__Stated exercise__. Resume the essay below on the Palestinian cause, starting right after its last sentence.

__Supplied passage__.
====================

December 22, 2024
The one question that unravels them, every time, is: “What kind of Palestinian state do you want?” They don’t know.

We don’t hear much about the Palestinian cause, between wars.

The late Palestinian intellectual Edward Said defended Yasser Arafat — who was then still a notorious terrorist, not yet a corrupt kleptocrat — by saying that his sensational violence at least kept the Palestinian cause from disappearing entirely from the world’s consciousness, and kept the Palestinian diaspora unified, even at the moral price of backing terror.

Said wrote that 50 years ago. But it is almost exactly the same argument used by the Hamas leaders who spoke to the New York Times this week, telling the western public that without their attack on Israel — with all its horrific atrocities — that the Palestinian cause would have been forgotten, left behind in the progress of the Abraham Accords and in the excitement of a “normalization” deal between Saudi Arabia and Israel.

It is worth asking whether the Palestinians could have done something else in those 50 years to advance their cause, beyond killing Israeli civilians. Or whether violence against Israelis is the Palestinian cause, and how it came to be that way.

After all, you never see pro-Palestinian activists doing much to help “Palestine” between wars — and this time, they started marching after the terror attack, not the Israeli response.

It is easier to destroy than to create.

Let’s rewind to the beginning.

Israel is the spiritual homeland of the Jewish people, and has been for many thousands of years. Jews have lived there continuously for millennia, and even during periods of exile and dispersion, they still faced Jerusalem during prayer — as Jews still do today.

The idea of creating a Jewish state emerged in the late 19th century as a response to persecution in Europe, and Jews began moving back.

A generation or so later, in the early 20th century Arabs living in the region began to feel their own national stirrings, and the Palestinian Arabs were no different — though initially, they wanted to be part of a broader Arab empire, not a separate state.

====================

__Collected data__.
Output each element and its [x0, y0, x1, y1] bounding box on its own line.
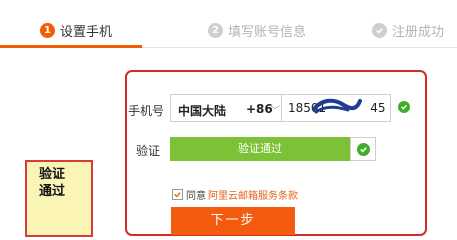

====================

__Answer for this exercise__.
When the British took over from the Ottoman Empire after the First World War, with a Mandate from the League of Nations, they struggled to reconcile promises to both sides.

The dilemma was difficult to solve, but dividing the land seemed the least bad option. This was acceptable to the Jewish side, which simply wanted sovereignty of any kind — especially with the growing danger to Jews in Europe.

But the Arabs — who were only known as “Palestinians” much later — clung to the idea that there could be no Jewish state at all, and not even any Jewish immigration, not even refugees from the Nazis.

The man most responsible for this intransigence was named Hajj Amin al-Husseini. The British sought to appease him by appointing him Grand Mufti of Jerusalem. He abused that position to foment riots against Jews, most notoriously in the Hebron massacre of 1929. The British tried to keep the Arabs onside in the Second World War by banning Jewish immigration, but al-Husseini sided with Hitler and the Nazis anyway.

There has never really been a reckoning with this history. The Palestinian Arab leadership collaborated with Hitler and made sure, through pressure on the British, that Jews had nowhere to escape.

After the war, the Germans were “de-Nazified” through public acknowledgment of Hitler’s crimes. But that never happened in the Arab world, which still incubated Nazi antisemitism alongside radical Islamic sentiments.

In 1947, the newly-formed United Nations tried to tackle the same problem that had vexed the British, and came up with the same answer: partition into a Jewish state and an Arab state.

But the Arabs decided to destroy the Jewish state rather than build their own, and declared war. They lost, and the same pattern has repeated itself for decades. The Palestinians have aways rejected statehood in favor of violence.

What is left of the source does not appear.